__EXERCISE__.
Lines that hold the word "Euler" should be located and copied.

..........

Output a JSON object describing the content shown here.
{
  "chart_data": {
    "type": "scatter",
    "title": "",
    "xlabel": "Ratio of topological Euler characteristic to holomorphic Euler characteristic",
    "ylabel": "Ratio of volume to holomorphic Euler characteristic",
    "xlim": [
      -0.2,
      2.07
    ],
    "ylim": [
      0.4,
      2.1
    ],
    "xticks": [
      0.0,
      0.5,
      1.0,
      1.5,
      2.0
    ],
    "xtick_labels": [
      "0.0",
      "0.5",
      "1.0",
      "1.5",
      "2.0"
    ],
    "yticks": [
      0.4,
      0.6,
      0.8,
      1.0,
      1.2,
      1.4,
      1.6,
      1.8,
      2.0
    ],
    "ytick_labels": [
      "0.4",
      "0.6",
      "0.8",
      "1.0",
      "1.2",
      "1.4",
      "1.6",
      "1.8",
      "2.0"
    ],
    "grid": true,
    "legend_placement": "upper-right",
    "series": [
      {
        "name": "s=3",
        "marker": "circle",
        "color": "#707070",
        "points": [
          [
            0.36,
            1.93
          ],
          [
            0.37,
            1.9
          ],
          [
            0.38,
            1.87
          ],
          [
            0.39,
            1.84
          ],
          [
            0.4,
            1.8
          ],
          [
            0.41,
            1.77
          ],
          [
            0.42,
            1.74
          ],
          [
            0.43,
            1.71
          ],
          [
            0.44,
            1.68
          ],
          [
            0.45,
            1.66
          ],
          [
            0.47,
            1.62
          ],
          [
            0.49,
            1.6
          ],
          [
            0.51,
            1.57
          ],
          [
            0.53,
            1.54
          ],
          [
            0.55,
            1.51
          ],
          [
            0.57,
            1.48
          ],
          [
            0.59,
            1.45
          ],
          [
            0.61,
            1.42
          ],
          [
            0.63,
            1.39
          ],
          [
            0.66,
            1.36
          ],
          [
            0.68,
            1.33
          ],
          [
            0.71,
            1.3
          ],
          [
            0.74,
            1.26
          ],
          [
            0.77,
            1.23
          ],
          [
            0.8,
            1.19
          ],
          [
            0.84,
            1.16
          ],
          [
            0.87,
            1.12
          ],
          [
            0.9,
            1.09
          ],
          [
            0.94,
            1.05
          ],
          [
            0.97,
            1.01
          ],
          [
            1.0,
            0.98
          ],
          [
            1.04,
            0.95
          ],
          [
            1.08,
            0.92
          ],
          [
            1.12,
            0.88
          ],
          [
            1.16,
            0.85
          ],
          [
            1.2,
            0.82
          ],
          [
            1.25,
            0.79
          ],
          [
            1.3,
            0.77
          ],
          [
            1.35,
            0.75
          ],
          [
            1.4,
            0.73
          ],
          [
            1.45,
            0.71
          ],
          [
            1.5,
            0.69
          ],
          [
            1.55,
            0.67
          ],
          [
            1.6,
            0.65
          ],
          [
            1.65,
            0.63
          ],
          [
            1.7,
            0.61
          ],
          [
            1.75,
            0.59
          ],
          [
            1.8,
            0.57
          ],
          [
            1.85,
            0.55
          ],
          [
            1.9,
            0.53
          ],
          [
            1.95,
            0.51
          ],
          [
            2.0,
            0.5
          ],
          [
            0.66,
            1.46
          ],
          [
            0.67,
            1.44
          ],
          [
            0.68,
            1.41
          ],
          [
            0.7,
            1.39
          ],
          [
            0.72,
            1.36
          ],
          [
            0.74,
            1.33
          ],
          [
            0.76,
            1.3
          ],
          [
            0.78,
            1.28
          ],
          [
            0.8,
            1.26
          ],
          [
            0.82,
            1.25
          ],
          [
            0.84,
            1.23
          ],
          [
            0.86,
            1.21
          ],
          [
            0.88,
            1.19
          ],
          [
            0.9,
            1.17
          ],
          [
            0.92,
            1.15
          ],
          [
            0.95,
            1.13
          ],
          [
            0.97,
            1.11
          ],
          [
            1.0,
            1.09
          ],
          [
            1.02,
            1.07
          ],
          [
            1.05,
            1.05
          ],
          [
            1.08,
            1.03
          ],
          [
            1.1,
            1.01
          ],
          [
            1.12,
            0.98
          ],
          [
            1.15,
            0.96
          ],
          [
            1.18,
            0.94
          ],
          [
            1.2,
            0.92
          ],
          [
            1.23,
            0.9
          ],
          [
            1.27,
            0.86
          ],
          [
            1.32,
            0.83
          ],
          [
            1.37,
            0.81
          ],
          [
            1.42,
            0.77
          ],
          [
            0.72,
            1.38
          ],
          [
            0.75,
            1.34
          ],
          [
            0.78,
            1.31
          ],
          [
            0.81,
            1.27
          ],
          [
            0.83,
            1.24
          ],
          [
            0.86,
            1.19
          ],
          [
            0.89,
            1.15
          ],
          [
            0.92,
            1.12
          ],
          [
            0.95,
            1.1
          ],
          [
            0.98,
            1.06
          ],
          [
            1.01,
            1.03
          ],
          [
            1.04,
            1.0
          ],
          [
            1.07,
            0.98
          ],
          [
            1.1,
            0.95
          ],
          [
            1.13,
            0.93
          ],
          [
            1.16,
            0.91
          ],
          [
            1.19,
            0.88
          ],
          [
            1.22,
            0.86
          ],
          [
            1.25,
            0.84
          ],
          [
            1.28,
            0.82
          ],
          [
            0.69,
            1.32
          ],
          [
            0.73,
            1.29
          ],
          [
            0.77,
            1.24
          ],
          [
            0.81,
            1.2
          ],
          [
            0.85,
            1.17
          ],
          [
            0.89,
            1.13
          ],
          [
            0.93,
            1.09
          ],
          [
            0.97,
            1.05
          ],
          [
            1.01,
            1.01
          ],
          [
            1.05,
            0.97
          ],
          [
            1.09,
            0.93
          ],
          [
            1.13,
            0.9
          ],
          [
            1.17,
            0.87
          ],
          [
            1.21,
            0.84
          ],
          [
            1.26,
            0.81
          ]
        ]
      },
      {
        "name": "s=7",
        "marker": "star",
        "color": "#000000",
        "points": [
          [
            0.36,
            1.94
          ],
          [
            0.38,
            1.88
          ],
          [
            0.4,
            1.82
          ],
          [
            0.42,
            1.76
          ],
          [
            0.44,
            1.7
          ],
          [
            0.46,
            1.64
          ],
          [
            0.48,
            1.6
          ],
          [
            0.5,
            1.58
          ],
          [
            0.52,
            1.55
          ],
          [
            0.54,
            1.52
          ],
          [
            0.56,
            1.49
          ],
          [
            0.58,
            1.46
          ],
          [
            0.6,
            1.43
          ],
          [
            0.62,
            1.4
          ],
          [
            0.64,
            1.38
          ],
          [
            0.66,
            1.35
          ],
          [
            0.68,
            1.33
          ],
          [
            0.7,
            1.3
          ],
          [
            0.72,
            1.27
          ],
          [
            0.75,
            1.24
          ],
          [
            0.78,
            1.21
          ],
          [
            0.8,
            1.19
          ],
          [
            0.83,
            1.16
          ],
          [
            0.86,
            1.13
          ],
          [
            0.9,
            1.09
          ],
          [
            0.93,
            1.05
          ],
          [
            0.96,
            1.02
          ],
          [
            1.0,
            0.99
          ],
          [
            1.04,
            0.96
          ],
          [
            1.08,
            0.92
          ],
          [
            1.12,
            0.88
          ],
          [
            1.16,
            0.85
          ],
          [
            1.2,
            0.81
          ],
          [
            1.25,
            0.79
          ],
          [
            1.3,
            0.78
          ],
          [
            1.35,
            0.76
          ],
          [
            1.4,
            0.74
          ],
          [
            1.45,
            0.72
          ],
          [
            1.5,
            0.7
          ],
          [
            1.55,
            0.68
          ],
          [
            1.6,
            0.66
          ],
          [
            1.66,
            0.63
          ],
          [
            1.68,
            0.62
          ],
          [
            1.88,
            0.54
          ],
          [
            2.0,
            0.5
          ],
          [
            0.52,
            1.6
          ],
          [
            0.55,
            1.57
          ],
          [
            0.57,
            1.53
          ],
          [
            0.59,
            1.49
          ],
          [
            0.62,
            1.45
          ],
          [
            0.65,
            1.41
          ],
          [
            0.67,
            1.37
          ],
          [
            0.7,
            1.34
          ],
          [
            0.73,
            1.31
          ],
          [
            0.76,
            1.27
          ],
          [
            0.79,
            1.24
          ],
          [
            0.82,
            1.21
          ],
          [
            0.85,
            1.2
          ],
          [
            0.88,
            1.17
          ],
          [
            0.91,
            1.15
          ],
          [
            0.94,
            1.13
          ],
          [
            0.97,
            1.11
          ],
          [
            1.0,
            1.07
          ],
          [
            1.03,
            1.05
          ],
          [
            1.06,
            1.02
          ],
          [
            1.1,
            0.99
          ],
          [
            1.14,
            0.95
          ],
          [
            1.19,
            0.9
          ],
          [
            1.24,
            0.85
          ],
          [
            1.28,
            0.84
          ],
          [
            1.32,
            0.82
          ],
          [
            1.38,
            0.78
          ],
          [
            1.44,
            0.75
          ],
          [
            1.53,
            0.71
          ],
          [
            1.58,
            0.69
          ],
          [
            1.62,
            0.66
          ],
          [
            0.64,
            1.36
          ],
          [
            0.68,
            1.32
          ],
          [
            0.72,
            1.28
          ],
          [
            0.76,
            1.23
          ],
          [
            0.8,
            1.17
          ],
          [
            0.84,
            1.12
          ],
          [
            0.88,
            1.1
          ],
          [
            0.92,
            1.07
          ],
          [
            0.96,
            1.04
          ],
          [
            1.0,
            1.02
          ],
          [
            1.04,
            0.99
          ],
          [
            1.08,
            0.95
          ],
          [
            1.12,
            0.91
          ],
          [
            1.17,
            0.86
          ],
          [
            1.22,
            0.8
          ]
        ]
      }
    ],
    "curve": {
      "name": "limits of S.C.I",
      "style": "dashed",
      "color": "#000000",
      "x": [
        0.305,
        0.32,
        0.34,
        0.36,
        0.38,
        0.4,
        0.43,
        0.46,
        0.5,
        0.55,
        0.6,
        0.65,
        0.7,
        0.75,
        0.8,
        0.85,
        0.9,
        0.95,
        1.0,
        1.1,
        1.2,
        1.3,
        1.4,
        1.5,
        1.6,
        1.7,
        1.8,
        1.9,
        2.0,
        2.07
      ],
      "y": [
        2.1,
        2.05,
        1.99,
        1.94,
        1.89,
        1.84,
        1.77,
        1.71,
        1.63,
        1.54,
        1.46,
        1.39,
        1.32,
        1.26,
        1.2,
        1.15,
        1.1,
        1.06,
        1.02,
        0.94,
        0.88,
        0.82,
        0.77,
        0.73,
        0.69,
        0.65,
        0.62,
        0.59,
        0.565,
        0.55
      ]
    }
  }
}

..........

__RESULT FOR THIS TASK__.
    "xlabel": "Ratio of topological Euler characteristic to holomorphic Euler characteristic",
    "ylabel": "Ratio of volume to holomorphic Euler characteristic",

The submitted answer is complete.